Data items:

···

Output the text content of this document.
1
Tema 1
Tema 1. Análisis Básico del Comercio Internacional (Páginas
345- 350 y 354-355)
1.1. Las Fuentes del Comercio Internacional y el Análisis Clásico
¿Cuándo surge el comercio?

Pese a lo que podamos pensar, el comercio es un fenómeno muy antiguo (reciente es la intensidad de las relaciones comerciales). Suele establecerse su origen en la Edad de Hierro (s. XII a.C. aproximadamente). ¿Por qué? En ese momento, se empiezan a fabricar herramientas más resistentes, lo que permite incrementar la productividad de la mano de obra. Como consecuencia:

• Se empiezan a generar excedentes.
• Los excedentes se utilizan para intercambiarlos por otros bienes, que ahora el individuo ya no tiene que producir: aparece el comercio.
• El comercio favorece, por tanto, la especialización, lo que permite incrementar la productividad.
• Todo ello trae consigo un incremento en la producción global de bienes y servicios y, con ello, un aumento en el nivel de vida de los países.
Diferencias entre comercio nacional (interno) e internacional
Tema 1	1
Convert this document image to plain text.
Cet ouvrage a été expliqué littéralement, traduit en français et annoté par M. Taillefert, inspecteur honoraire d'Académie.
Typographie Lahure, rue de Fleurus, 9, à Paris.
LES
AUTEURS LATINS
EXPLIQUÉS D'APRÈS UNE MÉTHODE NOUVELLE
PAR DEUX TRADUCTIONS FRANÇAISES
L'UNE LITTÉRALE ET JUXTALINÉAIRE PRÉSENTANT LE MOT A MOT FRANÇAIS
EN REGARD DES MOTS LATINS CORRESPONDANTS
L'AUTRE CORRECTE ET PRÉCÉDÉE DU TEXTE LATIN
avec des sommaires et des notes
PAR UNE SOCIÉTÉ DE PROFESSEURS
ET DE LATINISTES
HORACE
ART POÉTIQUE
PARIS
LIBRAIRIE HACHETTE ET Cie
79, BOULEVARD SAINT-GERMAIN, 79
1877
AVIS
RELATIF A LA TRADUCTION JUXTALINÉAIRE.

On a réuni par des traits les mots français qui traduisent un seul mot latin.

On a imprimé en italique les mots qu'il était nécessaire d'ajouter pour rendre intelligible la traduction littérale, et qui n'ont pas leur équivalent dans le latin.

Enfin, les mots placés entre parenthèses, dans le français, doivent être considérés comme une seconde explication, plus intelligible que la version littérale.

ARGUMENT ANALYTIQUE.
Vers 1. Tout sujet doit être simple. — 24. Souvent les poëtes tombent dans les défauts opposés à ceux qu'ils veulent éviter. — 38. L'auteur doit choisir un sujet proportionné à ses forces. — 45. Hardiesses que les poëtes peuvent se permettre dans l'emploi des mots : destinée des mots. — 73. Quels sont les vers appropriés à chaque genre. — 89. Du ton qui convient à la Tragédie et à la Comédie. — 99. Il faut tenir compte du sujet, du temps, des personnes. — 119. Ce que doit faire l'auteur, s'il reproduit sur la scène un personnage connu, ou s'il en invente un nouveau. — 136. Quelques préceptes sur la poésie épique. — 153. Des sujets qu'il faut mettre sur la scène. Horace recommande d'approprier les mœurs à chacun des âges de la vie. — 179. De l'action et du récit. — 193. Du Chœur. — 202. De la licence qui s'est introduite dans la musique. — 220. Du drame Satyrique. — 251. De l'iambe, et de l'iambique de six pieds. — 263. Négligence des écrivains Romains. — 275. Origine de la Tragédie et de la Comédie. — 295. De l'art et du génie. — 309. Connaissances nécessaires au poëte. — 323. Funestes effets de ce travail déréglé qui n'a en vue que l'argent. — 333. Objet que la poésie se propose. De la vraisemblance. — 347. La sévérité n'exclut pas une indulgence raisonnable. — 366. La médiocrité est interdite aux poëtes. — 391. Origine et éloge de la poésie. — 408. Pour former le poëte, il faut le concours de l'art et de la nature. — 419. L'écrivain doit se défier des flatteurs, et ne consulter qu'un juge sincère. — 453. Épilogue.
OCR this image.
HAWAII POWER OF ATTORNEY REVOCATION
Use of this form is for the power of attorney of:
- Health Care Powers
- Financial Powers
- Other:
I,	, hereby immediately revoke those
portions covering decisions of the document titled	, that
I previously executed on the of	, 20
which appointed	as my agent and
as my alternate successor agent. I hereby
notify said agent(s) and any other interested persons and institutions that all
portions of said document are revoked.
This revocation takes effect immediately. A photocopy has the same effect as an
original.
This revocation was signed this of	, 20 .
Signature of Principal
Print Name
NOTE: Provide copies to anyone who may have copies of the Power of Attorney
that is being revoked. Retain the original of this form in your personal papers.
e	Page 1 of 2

···

What you are asked to do: Repeat the line that contains "OCR this image.", then every line after it until the records end, with nothing added.

Written solution:
OCR this image.
HAWAII POWER OF ATTORNEY REVOCATION
Use of this form is for the power of attorney of:
- Health Care Powers
- Financial Powers
- Other:
I,	, hereby immediately revoke those
portions covering decisions of the document titled	, that
I previously executed on the of	, 20
which appointed	as my agent and
as my alternate successor agent. I hereby
notify said agent(s) and any other interested persons and institutions that all
portions of said document are revoked.
This revocation takes effect immediately. A photocopy has the same effect as an
original.
This revocation was signed this of	, 20 .
Signature of Principal
Print Name
NOTE: Provide copies to anyone who may have copies of the Power of Attorney
that is being revoked. Retain the original of this form in your personal papers.
e	Page 1 of 2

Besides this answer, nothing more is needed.